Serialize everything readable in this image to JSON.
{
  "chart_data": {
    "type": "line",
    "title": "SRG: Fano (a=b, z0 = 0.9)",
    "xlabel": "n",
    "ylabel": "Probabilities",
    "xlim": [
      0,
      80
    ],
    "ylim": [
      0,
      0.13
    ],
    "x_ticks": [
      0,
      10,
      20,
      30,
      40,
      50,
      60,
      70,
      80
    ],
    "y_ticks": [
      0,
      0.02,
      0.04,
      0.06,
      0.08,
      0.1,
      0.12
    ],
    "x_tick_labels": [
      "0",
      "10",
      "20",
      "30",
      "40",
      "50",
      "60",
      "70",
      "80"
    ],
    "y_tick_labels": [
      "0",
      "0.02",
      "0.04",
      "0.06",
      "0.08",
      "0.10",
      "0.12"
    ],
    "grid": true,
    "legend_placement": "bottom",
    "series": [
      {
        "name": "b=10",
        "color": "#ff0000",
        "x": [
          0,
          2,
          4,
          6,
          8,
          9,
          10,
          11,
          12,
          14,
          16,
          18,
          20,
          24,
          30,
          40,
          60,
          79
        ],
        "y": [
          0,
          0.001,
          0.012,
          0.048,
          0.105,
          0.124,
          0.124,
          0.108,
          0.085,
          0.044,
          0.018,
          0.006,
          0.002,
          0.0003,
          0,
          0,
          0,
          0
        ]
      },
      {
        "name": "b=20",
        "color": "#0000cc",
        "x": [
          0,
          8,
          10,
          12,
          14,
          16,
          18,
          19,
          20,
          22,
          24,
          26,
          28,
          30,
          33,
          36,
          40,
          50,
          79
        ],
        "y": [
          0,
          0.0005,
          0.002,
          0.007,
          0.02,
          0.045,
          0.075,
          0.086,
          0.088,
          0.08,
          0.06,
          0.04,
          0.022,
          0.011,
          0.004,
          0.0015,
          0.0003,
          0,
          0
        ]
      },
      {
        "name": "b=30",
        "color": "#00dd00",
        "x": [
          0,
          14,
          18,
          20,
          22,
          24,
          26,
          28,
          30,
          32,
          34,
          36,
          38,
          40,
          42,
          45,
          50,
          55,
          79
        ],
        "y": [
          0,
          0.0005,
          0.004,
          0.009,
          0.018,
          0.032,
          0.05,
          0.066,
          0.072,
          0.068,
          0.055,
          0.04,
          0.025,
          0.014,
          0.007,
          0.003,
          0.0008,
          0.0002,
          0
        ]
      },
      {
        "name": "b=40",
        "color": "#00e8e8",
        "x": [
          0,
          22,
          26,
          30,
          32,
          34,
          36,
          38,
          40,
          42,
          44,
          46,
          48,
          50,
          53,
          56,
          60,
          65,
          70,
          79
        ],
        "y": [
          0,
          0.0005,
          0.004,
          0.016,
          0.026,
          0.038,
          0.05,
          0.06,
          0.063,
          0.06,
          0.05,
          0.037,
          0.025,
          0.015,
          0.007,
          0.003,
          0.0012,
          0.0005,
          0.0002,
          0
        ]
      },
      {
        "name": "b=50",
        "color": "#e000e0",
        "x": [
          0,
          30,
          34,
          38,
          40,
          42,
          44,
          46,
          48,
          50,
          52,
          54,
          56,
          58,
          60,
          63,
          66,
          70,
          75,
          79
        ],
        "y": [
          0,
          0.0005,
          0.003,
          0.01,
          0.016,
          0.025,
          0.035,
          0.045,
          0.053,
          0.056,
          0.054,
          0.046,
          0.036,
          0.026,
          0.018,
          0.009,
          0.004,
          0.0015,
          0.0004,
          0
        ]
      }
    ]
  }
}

* * *

■ EXERCISE GOAL: Copy in full each line that holds the word "name".

■ ANSWER TO THIS EXERCISE:
        "name": "b=10",
        "name": "b=20",
        "name": "b=30",
        "name": "b=40",
        "name": "b=50",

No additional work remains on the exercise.